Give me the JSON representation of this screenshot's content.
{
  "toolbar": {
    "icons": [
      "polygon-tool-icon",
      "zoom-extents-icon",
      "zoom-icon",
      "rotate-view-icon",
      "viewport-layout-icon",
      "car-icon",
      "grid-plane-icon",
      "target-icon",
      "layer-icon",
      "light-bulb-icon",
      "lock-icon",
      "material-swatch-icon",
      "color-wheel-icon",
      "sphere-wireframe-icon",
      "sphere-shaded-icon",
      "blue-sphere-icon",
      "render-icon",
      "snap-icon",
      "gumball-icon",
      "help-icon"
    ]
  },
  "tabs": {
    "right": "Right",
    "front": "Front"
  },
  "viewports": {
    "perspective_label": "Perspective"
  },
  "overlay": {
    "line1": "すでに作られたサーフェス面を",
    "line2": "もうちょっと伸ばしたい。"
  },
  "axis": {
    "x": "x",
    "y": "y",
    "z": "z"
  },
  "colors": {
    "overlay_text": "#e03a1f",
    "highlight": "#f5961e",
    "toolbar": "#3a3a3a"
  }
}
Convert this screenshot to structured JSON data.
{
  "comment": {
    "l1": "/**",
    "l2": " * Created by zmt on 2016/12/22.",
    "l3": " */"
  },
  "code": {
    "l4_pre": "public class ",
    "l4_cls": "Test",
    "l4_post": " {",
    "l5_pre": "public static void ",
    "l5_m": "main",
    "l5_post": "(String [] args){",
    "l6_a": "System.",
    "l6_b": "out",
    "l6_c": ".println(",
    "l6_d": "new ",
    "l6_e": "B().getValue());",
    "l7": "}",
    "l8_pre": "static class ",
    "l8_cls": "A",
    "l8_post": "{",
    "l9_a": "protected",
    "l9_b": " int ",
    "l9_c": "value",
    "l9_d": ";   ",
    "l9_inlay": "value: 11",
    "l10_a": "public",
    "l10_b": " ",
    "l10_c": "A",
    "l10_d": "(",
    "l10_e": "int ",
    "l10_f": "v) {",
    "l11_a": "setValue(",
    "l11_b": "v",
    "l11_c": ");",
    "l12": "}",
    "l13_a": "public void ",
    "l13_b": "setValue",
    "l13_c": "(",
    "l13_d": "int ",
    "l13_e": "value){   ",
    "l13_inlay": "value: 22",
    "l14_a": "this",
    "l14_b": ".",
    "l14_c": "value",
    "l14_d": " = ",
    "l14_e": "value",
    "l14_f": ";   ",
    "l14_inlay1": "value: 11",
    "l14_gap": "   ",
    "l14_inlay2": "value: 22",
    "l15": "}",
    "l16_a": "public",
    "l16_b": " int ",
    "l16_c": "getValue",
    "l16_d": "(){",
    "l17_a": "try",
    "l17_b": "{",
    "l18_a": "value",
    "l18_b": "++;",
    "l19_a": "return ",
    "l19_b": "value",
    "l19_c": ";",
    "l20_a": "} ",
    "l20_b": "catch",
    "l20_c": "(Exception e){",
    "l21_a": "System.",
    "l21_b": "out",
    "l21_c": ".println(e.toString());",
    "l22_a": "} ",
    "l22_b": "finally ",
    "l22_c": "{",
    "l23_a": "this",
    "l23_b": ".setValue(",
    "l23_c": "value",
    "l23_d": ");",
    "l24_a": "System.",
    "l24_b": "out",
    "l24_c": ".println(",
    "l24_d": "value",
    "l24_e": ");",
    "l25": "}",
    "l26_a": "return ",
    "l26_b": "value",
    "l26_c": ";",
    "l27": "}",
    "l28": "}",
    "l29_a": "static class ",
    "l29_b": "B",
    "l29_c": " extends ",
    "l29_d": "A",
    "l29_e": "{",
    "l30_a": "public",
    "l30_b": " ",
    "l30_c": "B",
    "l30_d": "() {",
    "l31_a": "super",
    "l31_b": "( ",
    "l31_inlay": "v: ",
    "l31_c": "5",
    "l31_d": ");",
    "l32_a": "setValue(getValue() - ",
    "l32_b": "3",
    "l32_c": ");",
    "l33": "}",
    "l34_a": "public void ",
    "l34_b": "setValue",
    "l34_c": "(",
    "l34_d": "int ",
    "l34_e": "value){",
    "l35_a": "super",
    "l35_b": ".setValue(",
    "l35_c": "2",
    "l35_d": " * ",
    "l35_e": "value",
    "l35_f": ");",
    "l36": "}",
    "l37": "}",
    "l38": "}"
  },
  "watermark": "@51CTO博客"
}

* * * * *

Task prompt
From the listing above, return each line with the word "JSON".

Expected output
Give me the JSON representation of this screenshot's content.
Convert this screenshot to structured JSON data.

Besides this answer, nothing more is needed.